> [Collected data]
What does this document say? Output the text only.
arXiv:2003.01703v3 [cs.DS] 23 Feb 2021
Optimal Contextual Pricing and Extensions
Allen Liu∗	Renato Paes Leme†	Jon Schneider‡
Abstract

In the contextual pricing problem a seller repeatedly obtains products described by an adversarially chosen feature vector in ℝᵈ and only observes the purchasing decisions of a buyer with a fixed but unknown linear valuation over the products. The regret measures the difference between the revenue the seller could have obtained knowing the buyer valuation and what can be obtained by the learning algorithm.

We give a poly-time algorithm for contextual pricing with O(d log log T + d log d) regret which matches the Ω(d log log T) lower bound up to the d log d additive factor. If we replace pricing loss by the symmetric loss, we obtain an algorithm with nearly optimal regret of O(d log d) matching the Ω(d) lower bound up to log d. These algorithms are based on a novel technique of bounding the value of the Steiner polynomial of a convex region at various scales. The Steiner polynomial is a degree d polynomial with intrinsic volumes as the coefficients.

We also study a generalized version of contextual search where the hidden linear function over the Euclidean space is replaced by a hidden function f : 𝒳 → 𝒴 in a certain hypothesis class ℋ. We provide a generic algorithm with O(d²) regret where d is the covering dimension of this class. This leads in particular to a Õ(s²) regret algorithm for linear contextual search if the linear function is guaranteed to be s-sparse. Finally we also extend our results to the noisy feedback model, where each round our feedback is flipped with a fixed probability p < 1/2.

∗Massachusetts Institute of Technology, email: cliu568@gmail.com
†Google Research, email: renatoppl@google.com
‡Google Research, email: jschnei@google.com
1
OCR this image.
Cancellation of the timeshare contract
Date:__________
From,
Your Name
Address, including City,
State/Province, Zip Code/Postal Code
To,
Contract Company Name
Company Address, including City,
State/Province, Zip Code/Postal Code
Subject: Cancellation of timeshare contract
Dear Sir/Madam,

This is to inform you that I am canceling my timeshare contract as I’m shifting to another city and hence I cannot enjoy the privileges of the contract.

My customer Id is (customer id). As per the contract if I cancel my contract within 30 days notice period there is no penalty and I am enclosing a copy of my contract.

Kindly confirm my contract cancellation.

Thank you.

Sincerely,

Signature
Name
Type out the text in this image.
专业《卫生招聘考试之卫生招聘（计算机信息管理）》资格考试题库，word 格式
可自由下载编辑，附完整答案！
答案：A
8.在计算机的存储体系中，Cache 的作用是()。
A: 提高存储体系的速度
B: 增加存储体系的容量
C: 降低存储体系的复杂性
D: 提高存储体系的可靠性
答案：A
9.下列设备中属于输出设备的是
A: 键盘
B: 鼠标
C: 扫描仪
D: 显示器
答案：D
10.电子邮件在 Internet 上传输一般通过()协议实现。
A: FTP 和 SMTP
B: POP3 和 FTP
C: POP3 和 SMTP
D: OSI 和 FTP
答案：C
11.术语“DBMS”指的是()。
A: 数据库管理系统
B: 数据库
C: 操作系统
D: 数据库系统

> [Written exercise] Return the material in full, exactly as shown.

> [The solution]
What does this document say? Output the text only.
arXiv:2003.01703v3 [cs.DS] 23 Feb 2021
Optimal Contextual Pricing and Extensions
Allen Liu∗	Renato Paes Leme†	Jon Schneider‡
Abstract

In the contextual pricing problem a seller repeatedly obtains products described by an adversarially chosen feature vector in ℝᵈ and only observes the purchasing decisions of a buyer with a fixed but unknown linear valuation over the products. The regret measures the difference between the revenue the seller could have obtained knowing the buyer valuation and what can be obtained by the learning algorithm.

We give a poly-time algorithm for contextual pricing with O(d log log T + d log d) regret which matches the Ω(d log log T) lower bound up to the d log d additive factor. If we replace pricing loss by the symmetric loss, we obtain an algorithm with nearly optimal regret of O(d log d) matching the Ω(d) lower bound up to log d. These algorithms are based on a novel technique of bounding the value of the Steiner polynomial of a convex region at various scales. The Steiner polynomial is a degree d polynomial with intrinsic volumes as the coefficients.

We also study a generalized version of contextual search where the hidden linear function over the Euclidean space is replaced by a hidden function f : 𝒳 → 𝒴 in a certain hypothesis class ℋ. We provide a generic algorithm with O(d²) regret where d is the covering dimension of this class. This leads in particular to a Õ(s²) regret algorithm for linear contextual search if the linear function is guaranteed to be s-sparse. Finally we also extend our results to the noisy feedback model, where each round our feedback is flipped with a fixed probability p < 1/2.

∗Massachusetts Institute of Technology, email: cliu568@gmail.com
†Google Research, email: renatoppl@google.com
‡Google Research, email: jschnei@google.com
1
OCR this image.
Cancellation of the timeshare contract
Date:__________
From,
Your Name
Address, including City,
State/Province, Zip Code/Postal Code
To,
Contract Company Name
Company Address, including City,
State/Province, Zip Code/Postal Code
Subject: Cancellation of timeshare contract
Dear Sir/Madam,

This is to inform you that I am canceling my timeshare contract as I’m shifting to another city and hence I cannot enjoy the privileges of the contract.

My customer Id is (customer id). As per the contract if I cancel my contract within 30 days notice period there is no penalty and I am enclosing a copy of my contract.

Kindly confirm my contract cancellation.

Thank you.

Sincerely,

Signature
Name
Type out the text in this image.
专业《卫生招聘考试之卫生招聘（计算机信息管理）》资格考试题库，word 格式
可自由下载编辑，附完整答案！
答案：A
8.在计算机的存储体系中，Cache 的作用是()。
A: 提高存储体系的速度
B: 增加存储体系的容量
C: 降低存储体系的复杂性
D: 提高存储体系的可靠性
答案：A
9.下列设备中属于输出设备的是
A: 键盘
B: 鼠标
C: 扫描仪
D: 显示器
答案：D
10.电子邮件在 Internet 上传输一般通过()协议实现。
A: FTP 和 SMTP
B: POP3 和 FTP
C: POP3 和 SMTP
D: OSI 和 FTP
答案：C
11.术语“DBMS”指的是()。
A: 数据库管理系统
B: 数据库
C: 操作系统
D: 数据库系统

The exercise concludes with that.